• _Written exercise_: Reproduce the data lines from the one containing "- Text: NC: NC: [216, 245, 234, 258]" through the one containing "- Text: 工作機械: 工作機械: [563, 190, 572, 210]", with every "Bar" changed to "Rect" and nothing else altered. Return only those lines.

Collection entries
━━━

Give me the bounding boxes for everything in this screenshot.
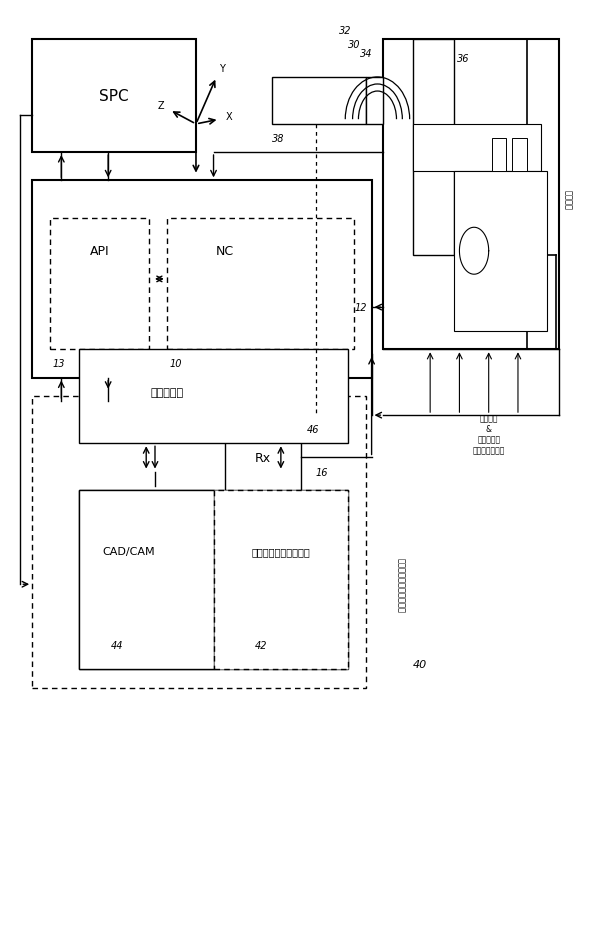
- Text: NC: NC: [216, 245, 234, 258]
- Bar: [366, 77, 384, 125]
- Bar: [32, 41, 196, 153]
- Bar: [50, 219, 149, 350]
- Bar: [272, 77, 366, 125]
- Bar: [492, 139, 506, 172]
- Bar: [453, 172, 547, 331]
- Text: 46: 46: [307, 425, 320, 435]
- Text: 13: 13: [53, 359, 65, 369]
- Text: 36: 36: [456, 54, 469, 64]
- Bar: [213, 491, 348, 669]
- Bar: [167, 219, 354, 350]
- Text: 12: 12: [354, 303, 366, 312]
- Text: Y: Y: [219, 63, 225, 74]
- Bar: [32, 181, 372, 379]
- Text: SPC: SPC: [99, 89, 129, 104]
- Bar: [79, 491, 213, 669]
- Bar: [79, 491, 348, 669]
- Bar: [225, 415, 301, 500]
- Bar: [384, 41, 559, 350]
- Bar: [32, 396, 366, 688]
- Bar: [413, 41, 453, 256]
- Text: 10: 10: [170, 359, 182, 369]
- Text: 16: 16: [316, 467, 329, 477]
- Text: API: API: [90, 245, 109, 258]
- Text: 工作機械: 工作機械: [563, 190, 572, 210]
- Text: オフラインエディター: オフラインエディター: [252, 547, 310, 557]
- Bar: [413, 125, 541, 172]
- Text: サーボス
&
ポジション
フィードバック: サーボス & ポジション フィードバック: [473, 414, 505, 455]
- Text: 30: 30: [348, 40, 361, 50]
- Text: 32: 32: [339, 25, 352, 36]
- Bar: [79, 350, 348, 444]
- Text: 後処理装置: 後処理装置: [150, 387, 183, 397]
- Text: Rx: Rx: [255, 451, 271, 464]
- Text: 40: 40: [413, 660, 427, 669]
- Text: 44: 44: [111, 641, 124, 650]
- Text: 38: 38: [272, 134, 285, 143]
- Text: X: X: [225, 112, 232, 123]
- Text: Z: Z: [157, 101, 164, 111]
- Text: 34: 34: [360, 49, 372, 59]
- Text: CAD/CAM: CAD/CAM: [102, 547, 155, 557]
- Bar: [512, 139, 527, 172]
- Text: 42: 42: [255, 641, 267, 650]
- Text: セパレートプロセッサー: セパレートプロセッサー: [397, 557, 405, 612]
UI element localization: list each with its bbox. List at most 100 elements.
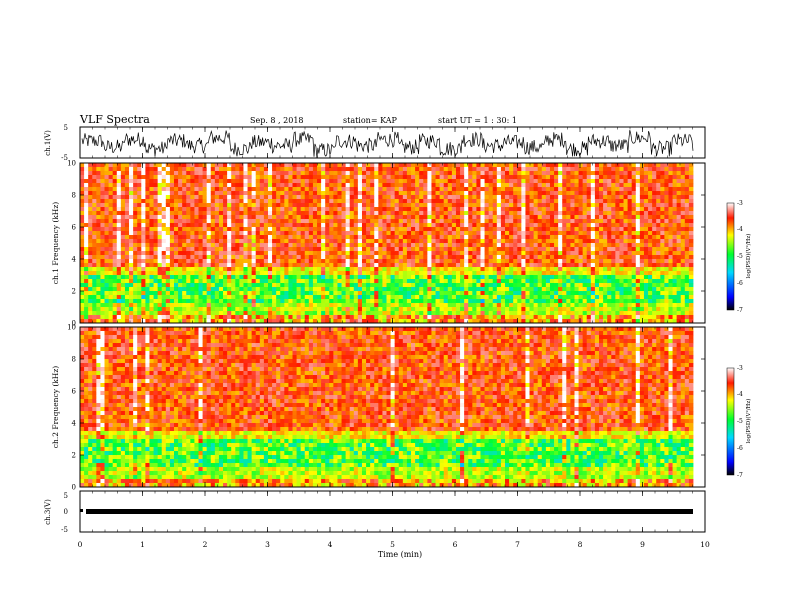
ch1-spectrogram-cell (558, 223, 563, 228)
ch1-spectrogram-cell (349, 255, 355, 260)
ch1-spectrogram-cell (451, 211, 457, 216)
ch1-spectrogram-cell (255, 291, 261, 296)
ch1-spectrogram-cell (173, 199, 179, 204)
ch1-spectrogram-cell (451, 267, 457, 272)
ch1-spectrogram-cell (333, 299, 338, 304)
ch1-spectrogram-cell (190, 219, 195, 224)
ch1-spectrogram-cell (361, 219, 367, 224)
ch1-spectrogram-cell (280, 199, 285, 204)
ch1-spectrogram-cell (214, 231, 220, 236)
ch1-spectrogram-cell (427, 219, 432, 224)
ch1-spectrogram-cell (484, 227, 490, 232)
ch1-spectrogram-cell (247, 227, 253, 232)
ch1-spectrogram-cell (586, 251, 592, 256)
ch1-spectrogram-cell (455, 231, 461, 236)
ch1-spectrogram-cell (488, 187, 494, 192)
ch1-spectrogram-cell (566, 215, 571, 220)
ch1-spectrogram-cell (411, 287, 416, 292)
ch1-spectrogram-cell (137, 271, 142, 276)
ch1-spectrogram-cell (578, 203, 584, 208)
ch1-spectrogram-cell (423, 183, 428, 188)
ch1-spectrogram-cell (210, 239, 216, 244)
ch1-spectrogram-cell (116, 195, 122, 200)
ch1-spectrogram-cell (206, 271, 212, 276)
ch1-spectrogram-cell (100, 295, 105, 300)
ch1-spectrogram-cell (325, 291, 330, 296)
ch1-spectrogram-cell (243, 163, 248, 168)
ch1-spectrogram-cell (496, 239, 502, 244)
ch1-spectrogram-cell (223, 299, 228, 304)
ch1-spectrogram-cell (112, 299, 118, 304)
station-label: station= KAP (343, 116, 398, 125)
ch1-spectrogram-cell (141, 203, 146, 208)
ch1-spectrogram-cell (133, 207, 138, 212)
ch1-spectrogram-cell (321, 299, 326, 304)
ch1-spectrogram-cell (239, 247, 244, 252)
ch1-spectrogram-cell (353, 251, 359, 256)
ch1-spectrogram-cell (214, 271, 220, 276)
ch1-spectrogram-cell (427, 235, 432, 240)
ch1-spectrogram-cell (223, 291, 228, 296)
ch1-spectrogram-cell (247, 187, 253, 192)
ch1-spectrogram-cell (321, 163, 326, 168)
ch1-spectrogram-cell (574, 191, 579, 196)
ch1-spectrogram-cell (517, 203, 522, 208)
ch1-spectrogram-cell (96, 167, 101, 172)
ch1-spectrogram-cell (104, 211, 110, 216)
ch1-spectrogram-cell (541, 271, 547, 276)
ch1-spectrogram-cell (374, 175, 379, 180)
ch1-spectrogram-cell (292, 187, 297, 192)
ch1-spectrogram-cell (357, 231, 363, 236)
ch1-spectrogram-cell (272, 171, 277, 176)
ch1-spectrogram-cell (325, 171, 330, 176)
ch1-spectrogram-cell (500, 215, 506, 220)
ch1-spectrogram-cell (361, 187, 367, 192)
ch1-spectrogram-cell (529, 247, 535, 252)
ch1-spectrogram-cell (541, 279, 547, 284)
ch1-spectrogram-cell (578, 223, 584, 228)
ch1-spectrogram-cell (411, 235, 416, 240)
ch1-spectrogram-cell (558, 267, 563, 272)
ch1-spectrogram-cell (92, 203, 97, 208)
ch1-spectrogram-cell (280, 279, 285, 284)
ch1-spectrogram-cell (173, 207, 179, 212)
ch1-spectrogram-cell (223, 239, 228, 244)
ch1-spectrogram-cell (419, 215, 424, 220)
ch1-spectrogram-cell (333, 207, 338, 212)
ch1-spectrogram-cell (96, 227, 101, 232)
ch1-spectrogram-cell (402, 227, 408, 232)
ch1-spectrogram-cell (112, 259, 118, 264)
ch1-spectrogram-cell (267, 167, 273, 172)
ch1-spectrogram-cell (239, 243, 244, 248)
ch1-spectrogram-cell (574, 263, 579, 268)
ch1-spectrogram-cell (186, 255, 191, 260)
ch1-spectrogram-cell (92, 279, 97, 284)
ch1-spectrogram-cell (451, 259, 457, 264)
ch1-spectrogram-cell (280, 223, 285, 228)
ch1-spectrogram-cell (198, 315, 203, 320)
ch1-spectrogram-cell (161, 223, 167, 228)
ch1-spectrogram-cell (476, 167, 481, 172)
ch1-spectrogram-cell (296, 275, 302, 280)
ch1-spectrogram-cell (108, 263, 114, 268)
ch1-spectrogram-cell (104, 219, 110, 224)
ch1-spectrogram-cell (402, 219, 408, 224)
ch1-spectrogram-cell (259, 175, 265, 180)
ch1-spectrogram-cell (235, 251, 240, 256)
ch1-spectrogram-cell (92, 315, 97, 320)
ch1-spectrogram-cell (374, 191, 379, 196)
ch1-spectrogram-cell (582, 319, 588, 324)
ch1-spectrogram-cell (255, 171, 261, 176)
ch1-spectrogram-cell (149, 163, 154, 168)
ch1-spectrogram-cell (423, 195, 428, 200)
ch1-spectrogram-cell (84, 199, 89, 204)
ch1-spectrogram-cell (149, 263, 154, 268)
ch1-spectrogram-cell (296, 243, 302, 248)
ch1-spectrogram-cell (116, 199, 122, 204)
ch1-spectrogram-cell (272, 195, 277, 200)
ch1-spectrogram-cell (124, 167, 130, 172)
ch1-spectrogram-cell (566, 291, 571, 296)
ch1-spectrogram-cell (378, 259, 383, 264)
ch1-spectrogram-cell (525, 203, 530, 208)
ch1-spectrogram-cell (541, 311, 547, 316)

━━━

• _Solution below_:
- Text: NC: NC: [216, 245, 234, 258]
- Rect: [366, 77, 384, 125]
- Rect: [32, 41, 196, 153]
- Rect: [50, 219, 149, 350]
- Rect: [272, 77, 366, 125]
- Rect: [492, 139, 506, 172]
- Rect: [453, 172, 547, 331]
- Text: 46: 46: [307, 425, 320, 435]
- Text: 13: 13: [53, 359, 65, 369]
- Text: 36: 36: [456, 54, 469, 64]
- Rect: [213, 491, 348, 669]
- Rect: [167, 219, 354, 350]
- Text: 12: 12: [354, 303, 366, 312]
- Text: Y: Y: [219, 63, 225, 74]
- Rect: [32, 181, 372, 379]
- Text: SPC: SPC: [99, 89, 129, 104]
- Rect: [79, 491, 213, 669]
- Rect: [79, 491, 348, 669]
- Rect: [225, 415, 301, 500]
- Rect: [384, 41, 559, 350]
- Rect: [32, 396, 366, 688]
- Rect: [413, 41, 453, 256]
- Text: 10: 10: [170, 359, 182, 369]
- Text: 16: 16: [316, 467, 329, 477]
- Text: API: API: [90, 245, 109, 258]
- Text: 工作機械: 工作機械: [563, 190, 572, 210]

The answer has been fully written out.